Below are the records; restate all of them exactly.

[Records from a dataset]
_ _ _

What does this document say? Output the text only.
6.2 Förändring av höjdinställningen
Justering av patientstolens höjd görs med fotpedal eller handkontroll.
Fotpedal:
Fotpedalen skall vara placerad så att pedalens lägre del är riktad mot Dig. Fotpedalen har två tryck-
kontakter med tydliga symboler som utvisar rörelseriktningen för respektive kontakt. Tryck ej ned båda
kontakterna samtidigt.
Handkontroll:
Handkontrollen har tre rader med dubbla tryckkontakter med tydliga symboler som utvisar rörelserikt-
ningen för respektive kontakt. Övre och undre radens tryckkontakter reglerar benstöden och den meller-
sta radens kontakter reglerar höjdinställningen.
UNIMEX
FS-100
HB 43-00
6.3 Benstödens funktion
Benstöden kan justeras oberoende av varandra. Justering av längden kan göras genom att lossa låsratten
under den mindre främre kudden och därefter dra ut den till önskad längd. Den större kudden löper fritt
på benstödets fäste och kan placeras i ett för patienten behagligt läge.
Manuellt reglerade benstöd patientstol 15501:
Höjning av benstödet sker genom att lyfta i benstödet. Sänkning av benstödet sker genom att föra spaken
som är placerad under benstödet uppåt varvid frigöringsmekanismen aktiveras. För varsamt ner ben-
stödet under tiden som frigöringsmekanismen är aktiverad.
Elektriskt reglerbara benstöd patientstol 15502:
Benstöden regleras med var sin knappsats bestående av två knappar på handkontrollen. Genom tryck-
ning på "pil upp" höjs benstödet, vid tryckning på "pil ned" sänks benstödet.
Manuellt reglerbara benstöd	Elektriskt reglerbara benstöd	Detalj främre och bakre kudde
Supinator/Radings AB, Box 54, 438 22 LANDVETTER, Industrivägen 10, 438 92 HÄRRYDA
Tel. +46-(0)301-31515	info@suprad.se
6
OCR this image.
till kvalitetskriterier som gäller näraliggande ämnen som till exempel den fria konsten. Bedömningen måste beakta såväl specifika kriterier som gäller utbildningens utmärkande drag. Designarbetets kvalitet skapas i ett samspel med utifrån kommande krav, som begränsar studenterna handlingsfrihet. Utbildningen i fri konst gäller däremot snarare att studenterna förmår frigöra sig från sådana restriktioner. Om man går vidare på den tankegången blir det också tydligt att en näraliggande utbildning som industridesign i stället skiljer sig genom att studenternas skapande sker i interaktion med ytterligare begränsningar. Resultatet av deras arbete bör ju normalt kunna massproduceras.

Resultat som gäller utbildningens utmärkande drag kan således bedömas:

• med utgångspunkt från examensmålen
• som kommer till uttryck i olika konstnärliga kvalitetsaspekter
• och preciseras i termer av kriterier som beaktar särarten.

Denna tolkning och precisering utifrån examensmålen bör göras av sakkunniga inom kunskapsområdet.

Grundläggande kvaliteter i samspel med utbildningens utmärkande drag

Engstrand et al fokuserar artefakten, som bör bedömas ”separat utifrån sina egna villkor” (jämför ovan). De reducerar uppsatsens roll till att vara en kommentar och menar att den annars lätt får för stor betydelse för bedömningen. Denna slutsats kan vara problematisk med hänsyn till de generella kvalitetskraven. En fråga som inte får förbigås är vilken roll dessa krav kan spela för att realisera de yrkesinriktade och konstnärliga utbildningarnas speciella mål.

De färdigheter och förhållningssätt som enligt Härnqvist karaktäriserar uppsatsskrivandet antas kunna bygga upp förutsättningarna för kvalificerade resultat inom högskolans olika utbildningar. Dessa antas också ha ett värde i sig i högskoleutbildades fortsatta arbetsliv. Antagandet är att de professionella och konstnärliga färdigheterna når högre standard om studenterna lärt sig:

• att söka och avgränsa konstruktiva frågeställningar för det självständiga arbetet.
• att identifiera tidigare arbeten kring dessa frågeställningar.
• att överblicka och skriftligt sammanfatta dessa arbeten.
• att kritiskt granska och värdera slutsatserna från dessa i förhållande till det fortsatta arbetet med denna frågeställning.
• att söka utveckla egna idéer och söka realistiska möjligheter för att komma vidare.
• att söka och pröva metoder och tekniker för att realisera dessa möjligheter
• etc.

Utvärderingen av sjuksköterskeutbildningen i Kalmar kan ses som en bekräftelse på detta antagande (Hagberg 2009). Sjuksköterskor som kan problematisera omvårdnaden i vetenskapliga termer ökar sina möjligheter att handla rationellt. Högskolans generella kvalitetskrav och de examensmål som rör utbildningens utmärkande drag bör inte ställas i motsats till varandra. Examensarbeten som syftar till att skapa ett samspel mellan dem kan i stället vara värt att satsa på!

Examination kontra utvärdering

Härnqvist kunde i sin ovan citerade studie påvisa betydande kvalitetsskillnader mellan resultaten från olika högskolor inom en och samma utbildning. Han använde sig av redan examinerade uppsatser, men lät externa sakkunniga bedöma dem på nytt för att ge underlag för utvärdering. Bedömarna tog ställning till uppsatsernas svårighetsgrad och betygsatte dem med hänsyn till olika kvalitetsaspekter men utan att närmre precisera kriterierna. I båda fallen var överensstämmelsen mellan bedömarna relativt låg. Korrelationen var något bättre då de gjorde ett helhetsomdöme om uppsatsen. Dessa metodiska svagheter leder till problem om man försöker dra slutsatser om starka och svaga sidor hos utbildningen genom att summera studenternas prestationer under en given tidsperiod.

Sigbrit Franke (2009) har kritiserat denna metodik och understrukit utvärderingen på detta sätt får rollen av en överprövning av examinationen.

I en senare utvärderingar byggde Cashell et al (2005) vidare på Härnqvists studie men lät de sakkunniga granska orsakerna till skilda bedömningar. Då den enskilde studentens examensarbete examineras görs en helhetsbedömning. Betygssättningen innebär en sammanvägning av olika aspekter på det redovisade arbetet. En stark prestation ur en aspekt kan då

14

_ _ _

THE COMPLETED TASK:
What does this document say? Output the text only.
6.2 Förändring av höjdinställningen
Justering av patientstolens höjd görs med fotpedal eller handkontroll.
Fotpedal:
Fotpedalen skall vara placerad så att pedalens lägre del är riktad mot Dig. Fotpedalen har två tryck-
kontakter med tydliga symboler som utvisar rörelseriktningen för respektive kontakt. Tryck ej ned båda
kontakterna samtidigt.
Handkontroll:
Handkontrollen har tre rader med dubbla tryckkontakter med tydliga symboler som utvisar rörelserikt-
ningen för respektive kontakt. Övre och undre radens tryckkontakter reglerar benstöden och den meller-
sta radens kontakter reglerar höjdinställningen.
UNIMEX
FS-100
HB 43-00
6.3 Benstödens funktion
Benstöden kan justeras oberoende av varandra. Justering av längden kan göras genom att lossa låsratten
under den mindre främre kudden och därefter dra ut den till önskad längd. Den större kudden löper fritt
på benstödets fäste och kan placeras i ett för patienten behagligt läge.
Manuellt reglerade benstöd patientstol 15501:
Höjning av benstödet sker genom att lyfta i benstödet. Sänkning av benstödet sker genom att föra spaken
som är placerad under benstödet uppåt varvid frigöringsmekanismen aktiveras. För varsamt ner ben-
stödet under tiden som frigöringsmekanismen är aktiverad.
Elektriskt reglerbara benstöd patientstol 15502:
Benstöden regleras med var sin knappsats bestående av två knappar på handkontrollen. Genom tryck-
ning på "pil upp" höjs benstödet, vid tryckning på "pil ned" sänks benstödet.
Manuellt reglerbara benstöd	Elektriskt reglerbara benstöd	Detalj främre och bakre kudde
Supinator/Radings AB, Box 54, 438 22 LANDVETTER, Industrivägen 10, 438 92 HÄRRYDA
Tel. +46-(0)301-31515	info@suprad.se
6
OCR this image.
till kvalitetskriterier som gäller näraliggande ämnen som till exempel den fria konsten. Bedömningen måste beakta såväl specifika kriterier som gäller utbildningens utmärkande drag. Designarbetets kvalitet skapas i ett samspel med utifrån kommande krav, som begränsar studenterna handlingsfrihet. Utbildningen i fri konst gäller däremot snarare att studenterna förmår frigöra sig från sådana restriktioner. Om man går vidare på den tankegången blir det också tydligt att en näraliggande utbildning som industridesign i stället skiljer sig genom att studenternas skapande sker i interaktion med ytterligare begränsningar. Resultatet av deras arbete bör ju normalt kunna massproduceras.

Resultat som gäller utbildningens utmärkande drag kan således bedömas:

• med utgångspunkt från examensmålen
• som kommer till uttryck i olika konstnärliga kvalitetsaspekter
• och preciseras i termer av kriterier som beaktar särarten.

Denna tolkning och precisering utifrån examensmålen bör göras av sakkunniga inom kunskapsområdet.

Grundläggande kvaliteter i samspel med utbildningens utmärkande drag

Engstrand et al fokuserar artefakten, som bör bedömas ”separat utifrån sina egna villkor” (jämför ovan). De reducerar uppsatsens roll till att vara en kommentar och menar att den annars lätt får för stor betydelse för bedömningen. Denna slutsats kan vara problematisk med hänsyn till de generella kvalitetskraven. En fråga som inte får förbigås är vilken roll dessa krav kan spela för att realisera de yrkesinriktade och konstnärliga utbildningarnas speciella mål.

De färdigheter och förhållningssätt som enligt Härnqvist karaktäriserar uppsatsskrivandet antas kunna bygga upp förutsättningarna för kvalificerade resultat inom högskolans olika utbildningar. Dessa antas också ha ett värde i sig i högskoleutbildades fortsatta arbetsliv. Antagandet är att de professionella och konstnärliga färdigheterna når högre standard om studenterna lärt sig:

• att söka och avgränsa konstruktiva frågeställningar för det självständiga arbetet.
• att identifiera tidigare arbeten kring dessa frågeställningar.
• att överblicka och skriftligt sammanfatta dessa arbeten.
• att kritiskt granska och värdera slutsatserna från dessa i förhållande till det fortsatta arbetet med denna frågeställning.
• att söka utveckla egna idéer och söka realistiska möjligheter för att komma vidare.
• att söka och pröva metoder och tekniker för att realisera dessa möjligheter
• etc.

Utvärderingen av sjuksköterskeutbildningen i Kalmar kan ses som en bekräftelse på detta antagande (Hagberg 2009). Sjuksköterskor som kan problematisera omvårdnaden i vetenskapliga termer ökar sina möjligheter att handla rationellt. Högskolans generella kvalitetskrav och de examensmål som rör utbildningens utmärkande drag bör inte ställas i motsats till varandra. Examensarbeten som syftar till att skapa ett samspel mellan dem kan i stället vara värt att satsa på!

Examination kontra utvärdering

Härnqvist kunde i sin ovan citerade studie påvisa betydande kvalitetsskillnader mellan resultaten från olika högskolor inom en och samma utbildning. Han använde sig av redan examinerade uppsatser, men lät externa sakkunniga bedöma dem på nytt för att ge underlag för utvärdering. Bedömarna tog ställning till uppsatsernas svårighetsgrad och betygsatte dem med hänsyn till olika kvalitetsaspekter men utan att närmre precisera kriterierna. I båda fallen var överensstämmelsen mellan bedömarna relativt låg. Korrelationen var något bättre då de gjorde ett helhetsomdöme om uppsatsen. Dessa metodiska svagheter leder till problem om man försöker dra slutsatser om starka och svaga sidor hos utbildningen genom att summera studenternas prestationer under en given tidsperiod.

Sigbrit Franke (2009) har kritiserat denna metodik och understrukit utvärderingen på detta sätt får rollen av en överprövning av examinationen.

I en senare utvärderingar byggde Cashell et al (2005) vidare på Härnqvists studie men lät de sakkunniga granska orsakerna till skilda bedömningar. Då den enskilde studentens examensarbete examineras görs en helhetsbedömning. Betygssättningen innebär en sammanvägning av olika aspekter på det redovisade arbetet. En stark prestation ur en aspekt kan då

14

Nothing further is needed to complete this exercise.